What the task asks
Gather all lines in the entries below that include the word "this".

Saved entries
#####
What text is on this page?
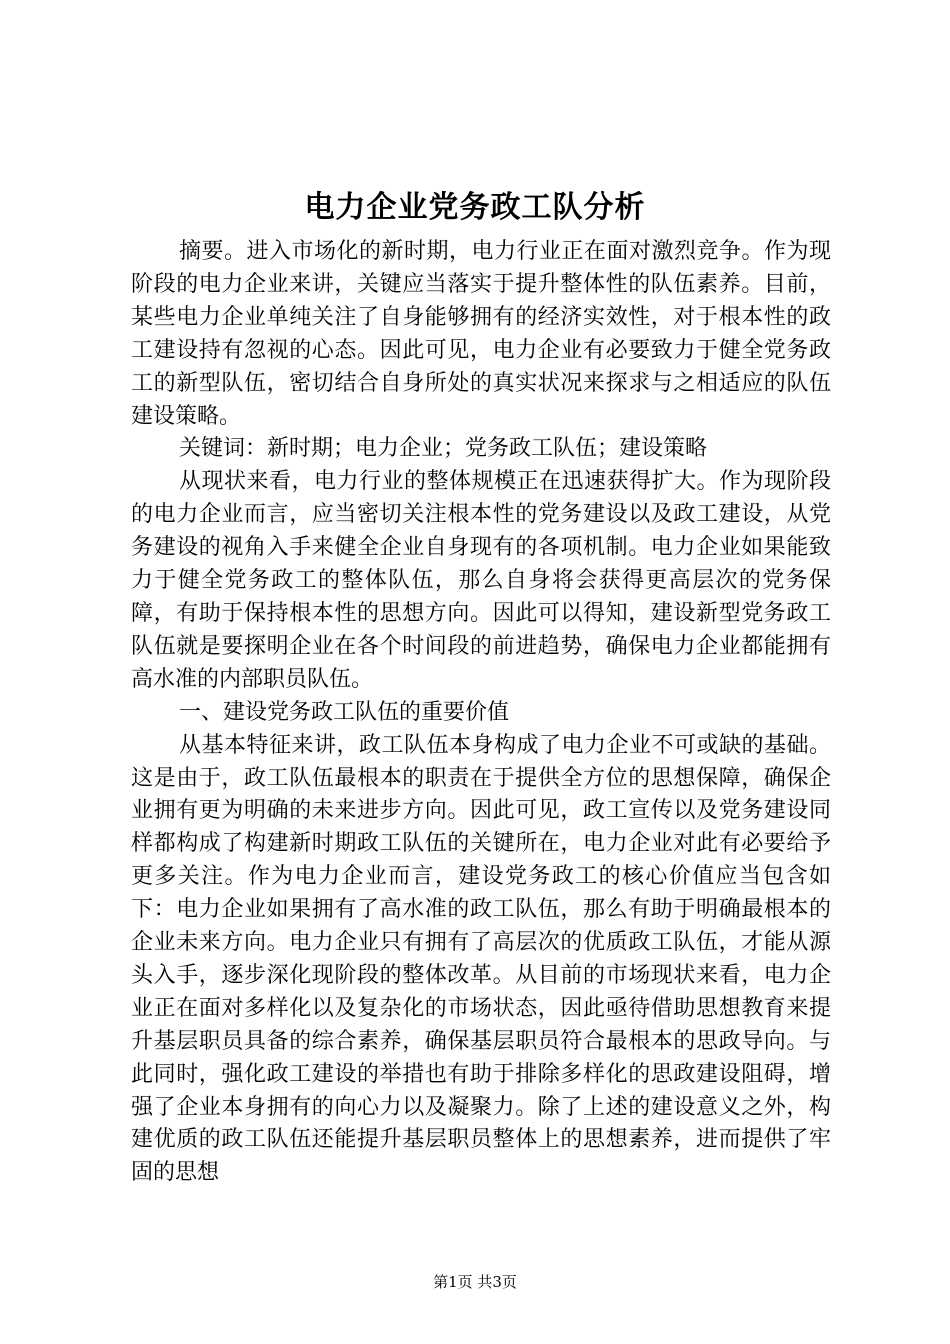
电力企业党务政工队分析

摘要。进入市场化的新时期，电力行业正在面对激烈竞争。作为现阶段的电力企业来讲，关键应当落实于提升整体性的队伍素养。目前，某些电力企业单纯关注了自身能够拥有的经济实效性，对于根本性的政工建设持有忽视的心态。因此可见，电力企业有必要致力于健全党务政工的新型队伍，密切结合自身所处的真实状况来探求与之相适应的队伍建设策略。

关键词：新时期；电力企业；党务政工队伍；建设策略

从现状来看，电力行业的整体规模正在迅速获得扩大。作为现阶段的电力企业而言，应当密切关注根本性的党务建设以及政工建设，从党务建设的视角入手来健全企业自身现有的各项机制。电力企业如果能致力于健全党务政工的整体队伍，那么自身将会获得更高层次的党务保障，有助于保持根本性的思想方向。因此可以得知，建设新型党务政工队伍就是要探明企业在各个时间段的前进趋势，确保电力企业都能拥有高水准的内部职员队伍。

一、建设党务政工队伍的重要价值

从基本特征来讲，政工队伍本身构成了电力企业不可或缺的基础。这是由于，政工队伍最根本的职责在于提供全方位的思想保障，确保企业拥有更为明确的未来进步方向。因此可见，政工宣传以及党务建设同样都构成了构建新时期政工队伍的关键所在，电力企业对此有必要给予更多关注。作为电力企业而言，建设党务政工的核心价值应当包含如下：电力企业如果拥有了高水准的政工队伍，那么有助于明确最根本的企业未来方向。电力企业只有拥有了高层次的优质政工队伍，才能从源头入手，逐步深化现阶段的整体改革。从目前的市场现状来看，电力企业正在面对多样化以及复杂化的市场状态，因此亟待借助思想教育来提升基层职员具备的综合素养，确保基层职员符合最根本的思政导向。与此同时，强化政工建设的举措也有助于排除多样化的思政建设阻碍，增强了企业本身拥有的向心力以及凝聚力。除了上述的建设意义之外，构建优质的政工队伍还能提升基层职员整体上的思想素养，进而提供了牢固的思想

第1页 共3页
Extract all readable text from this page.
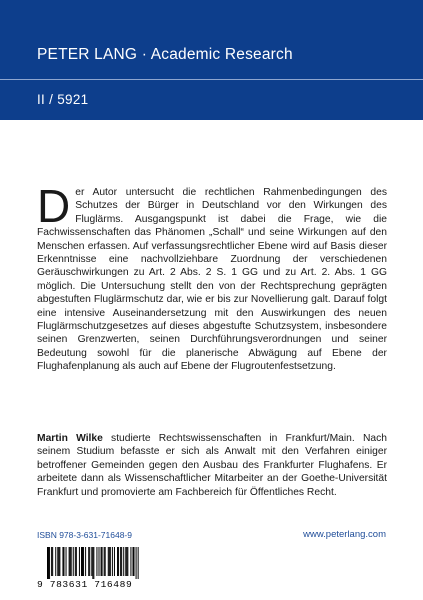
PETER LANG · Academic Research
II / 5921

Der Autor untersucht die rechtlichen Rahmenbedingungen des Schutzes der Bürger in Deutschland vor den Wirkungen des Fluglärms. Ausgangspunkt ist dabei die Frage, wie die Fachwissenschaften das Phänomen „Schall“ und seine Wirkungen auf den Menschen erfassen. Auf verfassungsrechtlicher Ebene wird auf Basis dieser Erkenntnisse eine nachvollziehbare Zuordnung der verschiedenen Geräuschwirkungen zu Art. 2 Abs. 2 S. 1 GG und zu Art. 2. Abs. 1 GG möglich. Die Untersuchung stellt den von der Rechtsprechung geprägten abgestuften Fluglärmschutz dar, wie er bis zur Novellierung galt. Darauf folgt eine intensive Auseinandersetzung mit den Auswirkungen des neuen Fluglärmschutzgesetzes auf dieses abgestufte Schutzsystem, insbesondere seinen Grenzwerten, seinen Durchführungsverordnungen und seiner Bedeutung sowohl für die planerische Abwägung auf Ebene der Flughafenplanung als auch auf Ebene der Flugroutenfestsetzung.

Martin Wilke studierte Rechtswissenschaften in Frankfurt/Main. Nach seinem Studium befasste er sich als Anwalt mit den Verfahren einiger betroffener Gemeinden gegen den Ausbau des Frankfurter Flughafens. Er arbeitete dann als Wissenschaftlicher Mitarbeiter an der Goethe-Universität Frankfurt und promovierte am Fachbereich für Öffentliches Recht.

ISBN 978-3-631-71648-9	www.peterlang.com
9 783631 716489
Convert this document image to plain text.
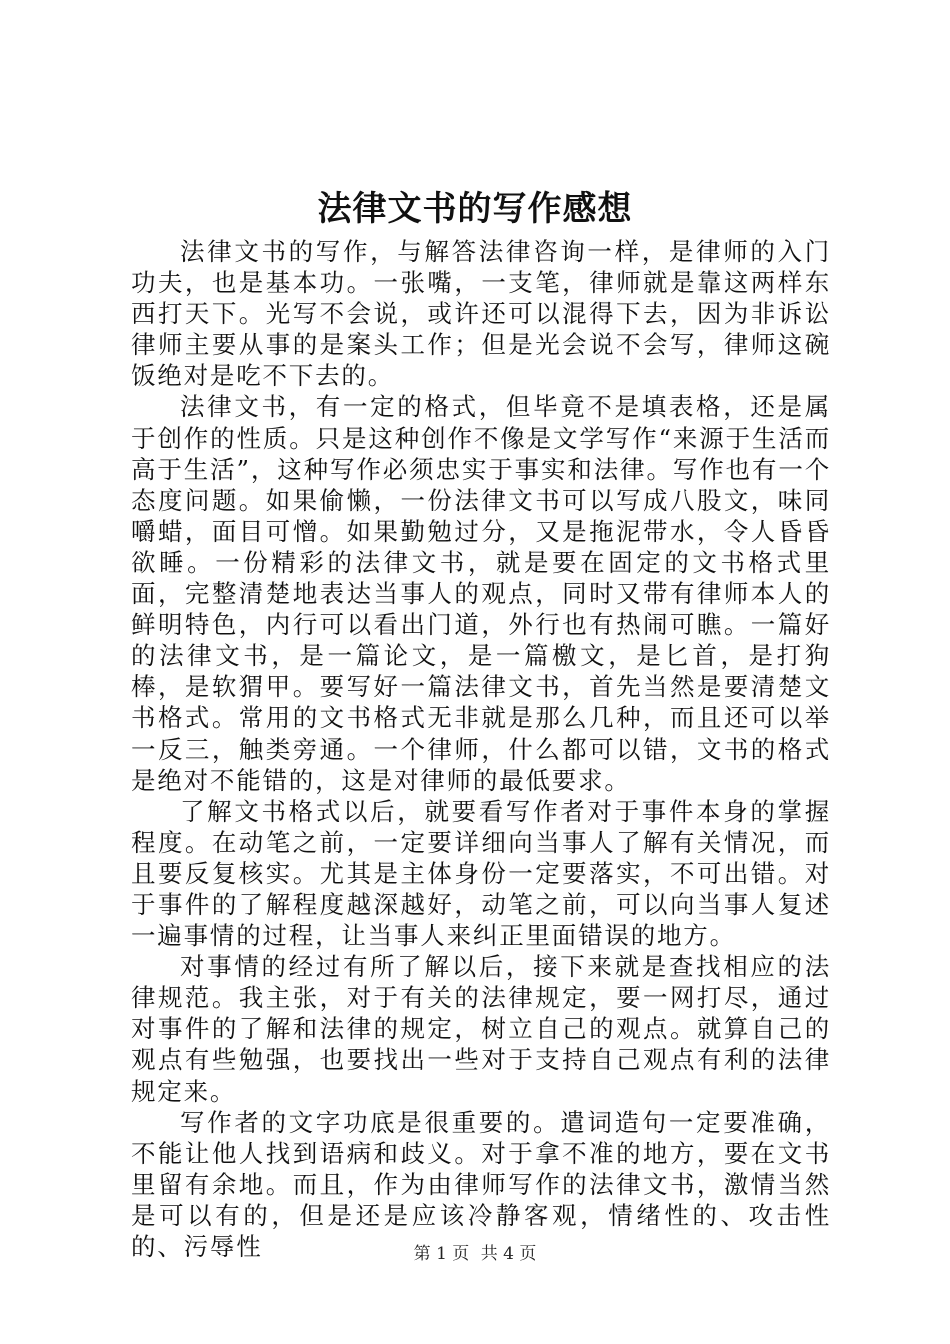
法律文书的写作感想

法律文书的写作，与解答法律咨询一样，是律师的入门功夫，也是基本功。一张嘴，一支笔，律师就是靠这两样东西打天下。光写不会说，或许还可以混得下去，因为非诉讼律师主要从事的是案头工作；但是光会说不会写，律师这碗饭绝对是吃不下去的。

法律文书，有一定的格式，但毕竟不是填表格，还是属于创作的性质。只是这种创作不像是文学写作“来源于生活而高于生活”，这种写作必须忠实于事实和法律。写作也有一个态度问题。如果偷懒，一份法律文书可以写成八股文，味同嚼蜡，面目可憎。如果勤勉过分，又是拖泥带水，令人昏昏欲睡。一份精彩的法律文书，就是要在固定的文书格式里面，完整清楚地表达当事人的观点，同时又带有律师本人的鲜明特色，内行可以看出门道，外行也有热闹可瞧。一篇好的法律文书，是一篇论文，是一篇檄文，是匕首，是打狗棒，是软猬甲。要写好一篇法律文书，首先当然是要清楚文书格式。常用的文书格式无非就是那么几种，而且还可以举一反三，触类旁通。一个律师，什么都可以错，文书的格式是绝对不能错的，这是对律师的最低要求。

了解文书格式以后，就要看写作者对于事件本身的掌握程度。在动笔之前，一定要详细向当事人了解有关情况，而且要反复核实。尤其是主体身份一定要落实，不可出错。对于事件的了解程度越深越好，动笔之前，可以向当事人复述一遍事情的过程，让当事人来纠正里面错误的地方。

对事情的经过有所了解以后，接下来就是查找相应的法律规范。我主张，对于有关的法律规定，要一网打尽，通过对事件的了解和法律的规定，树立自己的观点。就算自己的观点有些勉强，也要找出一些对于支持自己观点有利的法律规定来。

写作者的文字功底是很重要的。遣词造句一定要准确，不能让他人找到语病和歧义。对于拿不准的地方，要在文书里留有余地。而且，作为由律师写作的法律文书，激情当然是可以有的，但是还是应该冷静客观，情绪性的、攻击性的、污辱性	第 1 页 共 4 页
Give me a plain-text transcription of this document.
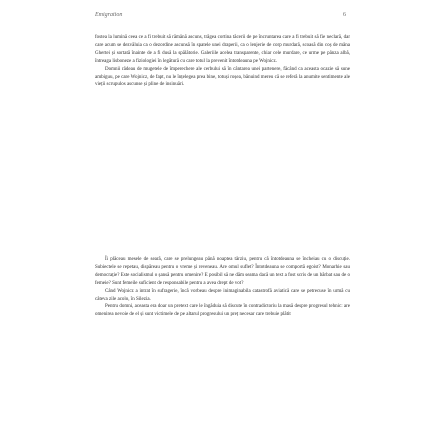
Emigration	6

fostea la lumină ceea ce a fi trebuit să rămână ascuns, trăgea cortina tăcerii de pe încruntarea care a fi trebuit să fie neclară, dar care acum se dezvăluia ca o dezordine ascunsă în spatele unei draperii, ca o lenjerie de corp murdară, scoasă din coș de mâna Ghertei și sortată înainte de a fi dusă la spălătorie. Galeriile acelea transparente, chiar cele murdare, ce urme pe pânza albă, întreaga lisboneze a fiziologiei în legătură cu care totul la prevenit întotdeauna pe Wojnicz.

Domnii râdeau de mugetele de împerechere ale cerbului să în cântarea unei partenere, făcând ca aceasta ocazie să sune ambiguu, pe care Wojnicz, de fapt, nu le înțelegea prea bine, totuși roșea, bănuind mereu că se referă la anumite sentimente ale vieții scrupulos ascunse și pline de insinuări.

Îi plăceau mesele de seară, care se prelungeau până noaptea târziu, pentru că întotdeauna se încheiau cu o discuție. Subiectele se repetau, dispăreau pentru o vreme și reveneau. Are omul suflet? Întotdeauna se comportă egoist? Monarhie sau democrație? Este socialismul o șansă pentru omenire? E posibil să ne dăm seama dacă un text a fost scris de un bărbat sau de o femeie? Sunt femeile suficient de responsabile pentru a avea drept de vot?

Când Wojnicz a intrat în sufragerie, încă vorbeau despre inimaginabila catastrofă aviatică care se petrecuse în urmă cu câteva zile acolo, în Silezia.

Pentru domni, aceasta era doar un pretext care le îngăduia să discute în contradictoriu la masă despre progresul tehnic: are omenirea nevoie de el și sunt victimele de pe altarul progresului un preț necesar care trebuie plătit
#####
Exercise response
What text is on this page?
Extract all readable text from this page.
Convert this document image to plain text.
Give me a plain-text transcription of this document.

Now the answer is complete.